Exercise objective: Update the records that begin at the line containing "x-tick-label: 2018: [1020, 350, 1049, 365]" and stop after the line containing "x-tick-label: 2017: [973, 350, 1002, 365]" by replacing "data-point" with "point-marker". Write those lines out again with every other detail unchanged.

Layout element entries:
================
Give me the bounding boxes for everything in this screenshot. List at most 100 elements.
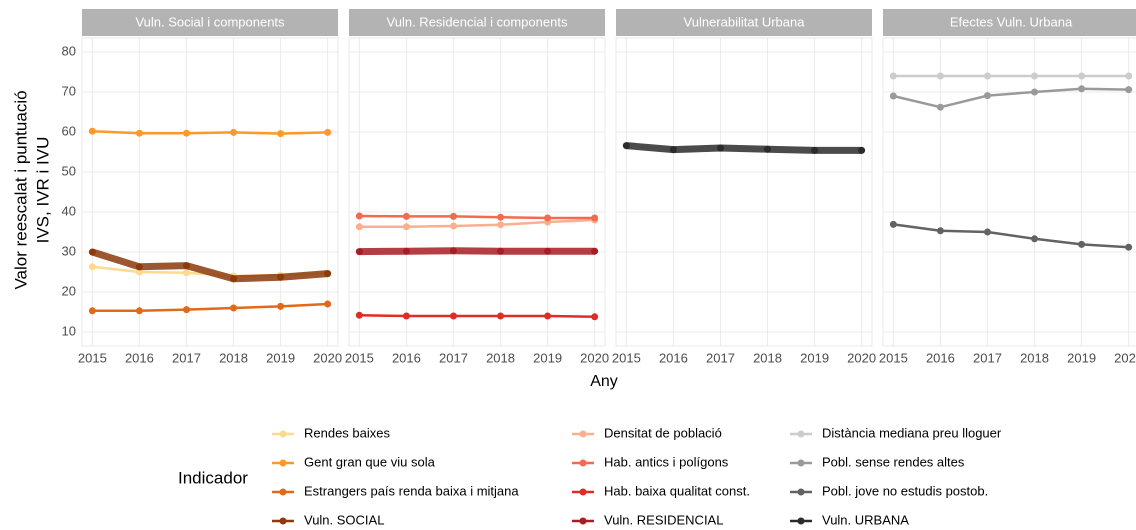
x-tick-label: 2018: [1020, 350, 1049, 365]
data-point: [230, 304, 238, 312]
x-tick-label: 2020: [313, 350, 342, 365]
legend-label: Estrangers país renda baixa i mitjana: [304, 483, 519, 498]
data-point: [716, 144, 724, 152]
legend-label: Vuln. URBANA: [822, 512, 909, 527]
series-line: [359, 313, 595, 319]
legend-key-dot: [579, 517, 587, 525]
data-point: [182, 306, 190, 314]
data-point: [135, 307, 143, 315]
data-point: [544, 312, 552, 320]
x-tick-label: 2017: [973, 350, 1002, 365]
x-tick-label: 2020: [580, 350, 609, 365]
x-tick-label: 2019: [266, 350, 295, 365]
x-tick-label: 2015: [345, 350, 374, 365]
data-point: [889, 92, 897, 100]
x-tick-label: 2016: [926, 350, 955, 365]
legend-label: Gent gran que viu sola: [304, 454, 436, 469]
series-line: [92, 302, 328, 313]
legend-key-dot: [797, 430, 805, 438]
x-tick-label: 2015: [78, 350, 107, 365]
x-tick-label: 2018: [219, 350, 248, 365]
data-point: [622, 142, 630, 150]
x-tick-label: 2019: [533, 350, 562, 365]
panel: [882, 37, 1136, 347]
y-tick-label: 10: [62, 323, 76, 338]
data-point: [1031, 72, 1039, 80]
series-line: [359, 214, 595, 220]
x-tick-label: 2018: [753, 350, 782, 365]
data-point: [402, 223, 410, 231]
data-point: [983, 92, 991, 100]
data-point: [497, 221, 505, 229]
y-axis-label: Valor reescalat i puntuació: [11, 90, 30, 289]
x-tick-label: 2017: [706, 350, 735, 365]
data-point: [936, 227, 944, 235]
x-tick-label: 2016: [659, 350, 688, 365]
data-point: [1031, 235, 1039, 243]
legend-label: Hab. antics i polígons: [604, 454, 729, 469]
data-point: [858, 146, 866, 154]
facet-strip: [616, 9, 872, 36]
data-point: [497, 213, 505, 221]
legend-label: Pobl. sense rendes altes: [822, 454, 965, 469]
data-point: [497, 312, 505, 320]
series-line: [91, 248, 328, 283]
data-point: [135, 263, 143, 271]
data-point: [277, 302, 285, 310]
data-point: [544, 214, 552, 222]
facet-strip: [883, 9, 1136, 36]
legend-title: Indicador: [178, 468, 248, 487]
data-point: [230, 128, 238, 136]
data-point: [355, 311, 363, 319]
y-tick-label: 50: [62, 163, 76, 178]
data-point: [88, 127, 96, 135]
legend-label: Rendes baixes: [304, 425, 390, 440]
data-point: [1078, 72, 1086, 80]
legend-key-dot: [279, 488, 287, 496]
x-tick-label: 2015: [612, 350, 641, 365]
legend-key-dot: [579, 459, 587, 467]
data-point: [1125, 86, 1133, 94]
legend-label: Vuln. SOCIAL: [304, 512, 384, 527]
series-line: [92, 129, 328, 135]
legend-key-dot: [797, 517, 805, 525]
legend-key-dot: [579, 430, 587, 438]
data-point: [1125, 72, 1133, 80]
data-point: [811, 146, 819, 154]
data-point: [449, 212, 457, 220]
data-point: [277, 130, 285, 138]
facet-title: Efectes Vuln. Urbana: [950, 14, 1073, 29]
y-tick-label: 70: [62, 83, 76, 98]
data-point: [983, 228, 991, 236]
legend-label: Distància mediana preu lloguer: [822, 425, 1002, 440]
data-point: [355, 248, 363, 256]
data-point: [88, 307, 96, 315]
data-point: [135, 129, 143, 137]
legend-label: Vuln. RESIDENCIAL: [604, 512, 723, 527]
legend-label: Densitat de població: [604, 425, 722, 440]
y-tick-label: 40: [62, 203, 76, 218]
data-point: [669, 146, 677, 154]
x-tick-label: 2020: [847, 350, 876, 365]
x-tick-label: 2020: [1114, 350, 1136, 365]
data-point: [889, 220, 897, 228]
x-tick-label: 2018: [486, 350, 515, 365]
series-line: [359, 218, 595, 229]
facet-strip: [349, 9, 605, 36]
x-tick-label: 2017: [172, 350, 201, 365]
data-point: [324, 300, 332, 308]
facet-title: Vuln. Social i components: [135, 14, 285, 29]
data-point: [402, 247, 410, 255]
data-point: [936, 72, 944, 80]
y-axis-label: IVS, IVR i IVU: [33, 137, 52, 244]
legend-label: Hab. baixa qualitat const.: [604, 483, 750, 498]
y-tick-label: 80: [62, 43, 76, 58]
data-point: [182, 269, 190, 277]
facet-strip: [82, 9, 338, 36]
legend-label: Pobl. jove no estudis postob.: [822, 483, 988, 498]
facet-title: Vuln. Residencial i components: [387, 14, 568, 29]
data-point: [1125, 243, 1133, 251]
data-point: [402, 312, 410, 320]
data-point: [544, 247, 552, 255]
================
Exercise response:
x-tick-label: 2018: [1020, 350, 1049, 365]
point-marker: [230, 304, 238, 312]
x-tick-label: 2020: [313, 350, 342, 365]
legend-label: Estrangers país renda baixa i mitjana: [304, 483, 519, 498]
point-marker: [716, 144, 724, 152]
legend-label: Vuln. URBANA: [822, 512, 909, 527]
series-line: [359, 313, 595, 319]
legend-key-dot: [579, 517, 587, 525]
point-marker: [182, 306, 190, 314]
point-marker: [135, 307, 143, 315]
point-marker: [544, 312, 552, 320]
x-tick-label: 2017: [973, 350, 1002, 365]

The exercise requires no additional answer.